##### DATA ENTRIES #####
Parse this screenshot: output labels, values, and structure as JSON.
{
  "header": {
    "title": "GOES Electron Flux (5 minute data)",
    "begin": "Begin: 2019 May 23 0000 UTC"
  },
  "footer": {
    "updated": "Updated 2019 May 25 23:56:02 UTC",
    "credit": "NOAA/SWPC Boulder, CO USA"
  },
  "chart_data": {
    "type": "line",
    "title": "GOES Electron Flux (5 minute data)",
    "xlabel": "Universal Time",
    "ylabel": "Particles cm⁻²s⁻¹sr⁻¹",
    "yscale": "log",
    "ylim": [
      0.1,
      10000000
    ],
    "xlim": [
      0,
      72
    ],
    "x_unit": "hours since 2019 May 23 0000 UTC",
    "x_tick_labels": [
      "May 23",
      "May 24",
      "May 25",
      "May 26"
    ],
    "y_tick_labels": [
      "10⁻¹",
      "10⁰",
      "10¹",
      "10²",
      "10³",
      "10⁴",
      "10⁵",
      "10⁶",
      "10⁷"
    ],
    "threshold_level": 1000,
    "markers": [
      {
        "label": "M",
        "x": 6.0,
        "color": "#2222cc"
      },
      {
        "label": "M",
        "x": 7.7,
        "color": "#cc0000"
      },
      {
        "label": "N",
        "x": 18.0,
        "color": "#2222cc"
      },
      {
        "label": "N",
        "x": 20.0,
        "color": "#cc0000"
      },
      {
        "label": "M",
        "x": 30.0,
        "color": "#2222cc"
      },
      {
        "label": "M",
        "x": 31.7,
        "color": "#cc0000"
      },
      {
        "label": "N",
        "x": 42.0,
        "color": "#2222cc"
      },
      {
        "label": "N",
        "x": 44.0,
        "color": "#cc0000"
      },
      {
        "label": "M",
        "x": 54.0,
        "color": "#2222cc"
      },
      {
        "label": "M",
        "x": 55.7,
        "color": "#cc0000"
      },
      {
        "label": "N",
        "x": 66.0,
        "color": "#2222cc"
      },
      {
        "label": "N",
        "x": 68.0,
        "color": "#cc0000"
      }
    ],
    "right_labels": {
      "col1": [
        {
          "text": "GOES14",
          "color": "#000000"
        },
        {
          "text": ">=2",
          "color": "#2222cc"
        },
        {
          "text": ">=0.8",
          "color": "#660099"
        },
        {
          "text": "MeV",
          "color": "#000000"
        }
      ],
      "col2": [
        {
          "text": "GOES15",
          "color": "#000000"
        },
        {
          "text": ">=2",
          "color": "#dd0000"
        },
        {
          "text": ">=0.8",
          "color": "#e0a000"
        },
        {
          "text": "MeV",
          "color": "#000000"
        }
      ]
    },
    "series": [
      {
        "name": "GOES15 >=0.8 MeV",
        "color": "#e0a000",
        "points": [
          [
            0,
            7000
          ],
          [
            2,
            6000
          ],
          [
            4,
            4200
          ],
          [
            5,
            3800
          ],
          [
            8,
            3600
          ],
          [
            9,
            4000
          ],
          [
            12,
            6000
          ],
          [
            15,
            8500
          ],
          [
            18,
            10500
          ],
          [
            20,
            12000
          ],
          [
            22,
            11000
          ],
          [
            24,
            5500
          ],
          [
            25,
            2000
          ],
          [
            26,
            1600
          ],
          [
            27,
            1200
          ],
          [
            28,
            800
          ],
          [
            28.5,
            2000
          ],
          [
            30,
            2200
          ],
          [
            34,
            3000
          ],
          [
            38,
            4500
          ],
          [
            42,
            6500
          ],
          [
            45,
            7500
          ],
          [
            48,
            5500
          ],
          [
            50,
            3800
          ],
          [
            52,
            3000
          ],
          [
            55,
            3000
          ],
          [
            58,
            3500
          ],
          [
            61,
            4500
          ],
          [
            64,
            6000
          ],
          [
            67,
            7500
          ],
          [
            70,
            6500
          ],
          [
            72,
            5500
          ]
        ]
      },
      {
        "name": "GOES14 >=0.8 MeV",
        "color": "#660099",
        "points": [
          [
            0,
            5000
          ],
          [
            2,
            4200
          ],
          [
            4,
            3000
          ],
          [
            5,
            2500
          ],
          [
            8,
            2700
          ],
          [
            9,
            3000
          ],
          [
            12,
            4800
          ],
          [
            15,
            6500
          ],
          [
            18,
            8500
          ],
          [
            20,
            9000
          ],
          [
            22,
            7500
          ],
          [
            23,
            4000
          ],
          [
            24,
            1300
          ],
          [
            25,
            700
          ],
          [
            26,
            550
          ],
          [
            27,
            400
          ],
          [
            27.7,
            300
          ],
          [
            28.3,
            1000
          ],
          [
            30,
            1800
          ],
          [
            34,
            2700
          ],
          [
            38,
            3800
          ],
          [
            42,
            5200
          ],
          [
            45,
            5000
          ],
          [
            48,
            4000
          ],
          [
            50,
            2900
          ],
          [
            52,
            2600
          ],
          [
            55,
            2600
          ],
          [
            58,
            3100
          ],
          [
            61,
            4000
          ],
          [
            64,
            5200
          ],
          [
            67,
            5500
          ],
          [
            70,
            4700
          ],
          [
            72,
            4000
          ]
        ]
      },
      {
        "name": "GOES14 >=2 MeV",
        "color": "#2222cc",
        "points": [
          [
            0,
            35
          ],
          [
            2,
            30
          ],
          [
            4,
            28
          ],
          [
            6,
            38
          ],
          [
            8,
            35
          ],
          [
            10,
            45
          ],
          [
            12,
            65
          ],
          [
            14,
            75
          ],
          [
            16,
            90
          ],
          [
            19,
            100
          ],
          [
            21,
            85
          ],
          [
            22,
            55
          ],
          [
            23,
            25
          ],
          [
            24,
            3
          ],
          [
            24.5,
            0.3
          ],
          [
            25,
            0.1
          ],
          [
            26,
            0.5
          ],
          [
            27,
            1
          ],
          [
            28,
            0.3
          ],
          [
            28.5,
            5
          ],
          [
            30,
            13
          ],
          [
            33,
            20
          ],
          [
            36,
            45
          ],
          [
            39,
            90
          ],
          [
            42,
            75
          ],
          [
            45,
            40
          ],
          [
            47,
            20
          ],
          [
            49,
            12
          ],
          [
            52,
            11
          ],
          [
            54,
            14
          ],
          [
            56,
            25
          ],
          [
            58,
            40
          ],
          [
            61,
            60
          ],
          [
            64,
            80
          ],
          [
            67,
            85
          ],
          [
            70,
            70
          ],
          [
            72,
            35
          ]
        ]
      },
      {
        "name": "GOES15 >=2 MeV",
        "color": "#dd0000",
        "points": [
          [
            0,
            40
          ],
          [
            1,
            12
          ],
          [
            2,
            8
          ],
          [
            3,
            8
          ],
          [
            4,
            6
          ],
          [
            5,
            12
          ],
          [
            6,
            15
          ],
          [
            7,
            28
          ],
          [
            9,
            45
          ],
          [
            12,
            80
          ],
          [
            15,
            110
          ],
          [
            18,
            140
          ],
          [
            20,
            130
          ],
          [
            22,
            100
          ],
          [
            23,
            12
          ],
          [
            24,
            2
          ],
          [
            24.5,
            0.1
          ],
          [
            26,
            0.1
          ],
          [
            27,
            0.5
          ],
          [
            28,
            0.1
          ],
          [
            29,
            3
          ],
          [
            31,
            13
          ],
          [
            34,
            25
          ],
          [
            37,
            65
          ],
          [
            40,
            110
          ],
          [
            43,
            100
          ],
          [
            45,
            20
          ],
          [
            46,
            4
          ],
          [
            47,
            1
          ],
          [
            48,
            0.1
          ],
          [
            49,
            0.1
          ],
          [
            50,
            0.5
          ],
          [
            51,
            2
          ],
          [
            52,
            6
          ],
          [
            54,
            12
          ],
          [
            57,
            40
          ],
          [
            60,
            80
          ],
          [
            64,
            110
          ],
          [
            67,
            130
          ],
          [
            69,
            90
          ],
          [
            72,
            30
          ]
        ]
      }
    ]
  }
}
#####
Tally the lines of the material above that contain the word "name" and report the total alone.

4